* EXERCISE
Gather up every line that includes the string "integer".

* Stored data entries
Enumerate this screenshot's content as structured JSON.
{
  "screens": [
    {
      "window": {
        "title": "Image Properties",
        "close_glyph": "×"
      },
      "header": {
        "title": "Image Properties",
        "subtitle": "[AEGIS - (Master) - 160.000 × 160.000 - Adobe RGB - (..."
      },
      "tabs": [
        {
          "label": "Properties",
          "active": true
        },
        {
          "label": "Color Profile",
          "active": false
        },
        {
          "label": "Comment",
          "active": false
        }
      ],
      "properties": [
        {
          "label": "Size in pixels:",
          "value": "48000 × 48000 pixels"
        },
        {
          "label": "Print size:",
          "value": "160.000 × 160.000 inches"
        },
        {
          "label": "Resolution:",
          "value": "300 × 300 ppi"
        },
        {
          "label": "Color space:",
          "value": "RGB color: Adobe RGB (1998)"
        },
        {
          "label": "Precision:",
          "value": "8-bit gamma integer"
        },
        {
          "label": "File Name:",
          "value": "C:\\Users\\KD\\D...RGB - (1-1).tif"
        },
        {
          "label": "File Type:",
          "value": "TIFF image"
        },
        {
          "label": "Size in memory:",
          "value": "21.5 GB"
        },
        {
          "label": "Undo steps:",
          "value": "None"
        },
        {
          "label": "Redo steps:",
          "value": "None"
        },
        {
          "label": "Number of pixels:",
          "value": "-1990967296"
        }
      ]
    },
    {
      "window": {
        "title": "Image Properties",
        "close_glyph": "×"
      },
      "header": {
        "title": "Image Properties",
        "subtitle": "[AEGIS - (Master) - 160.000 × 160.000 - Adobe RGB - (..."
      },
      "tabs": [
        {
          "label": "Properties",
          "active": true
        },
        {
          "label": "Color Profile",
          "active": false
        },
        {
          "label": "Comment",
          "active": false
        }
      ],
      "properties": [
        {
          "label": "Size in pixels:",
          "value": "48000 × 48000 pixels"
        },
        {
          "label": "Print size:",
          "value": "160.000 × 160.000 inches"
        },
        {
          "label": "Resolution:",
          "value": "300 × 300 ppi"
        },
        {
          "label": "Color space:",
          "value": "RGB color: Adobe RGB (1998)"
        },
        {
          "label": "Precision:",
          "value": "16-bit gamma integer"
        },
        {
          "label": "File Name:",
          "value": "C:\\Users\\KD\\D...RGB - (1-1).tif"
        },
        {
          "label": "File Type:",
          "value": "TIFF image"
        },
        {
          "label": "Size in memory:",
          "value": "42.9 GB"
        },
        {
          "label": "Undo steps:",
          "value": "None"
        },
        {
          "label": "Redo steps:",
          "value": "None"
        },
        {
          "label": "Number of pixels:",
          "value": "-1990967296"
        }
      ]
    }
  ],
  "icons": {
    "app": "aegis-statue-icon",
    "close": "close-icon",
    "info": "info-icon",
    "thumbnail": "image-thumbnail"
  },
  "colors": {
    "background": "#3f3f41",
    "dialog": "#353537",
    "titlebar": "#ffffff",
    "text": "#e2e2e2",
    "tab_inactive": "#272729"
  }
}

* WORKED SOLUTION
          "value": "8-bit gamma integer"
          "value": "16-bit gamma integer"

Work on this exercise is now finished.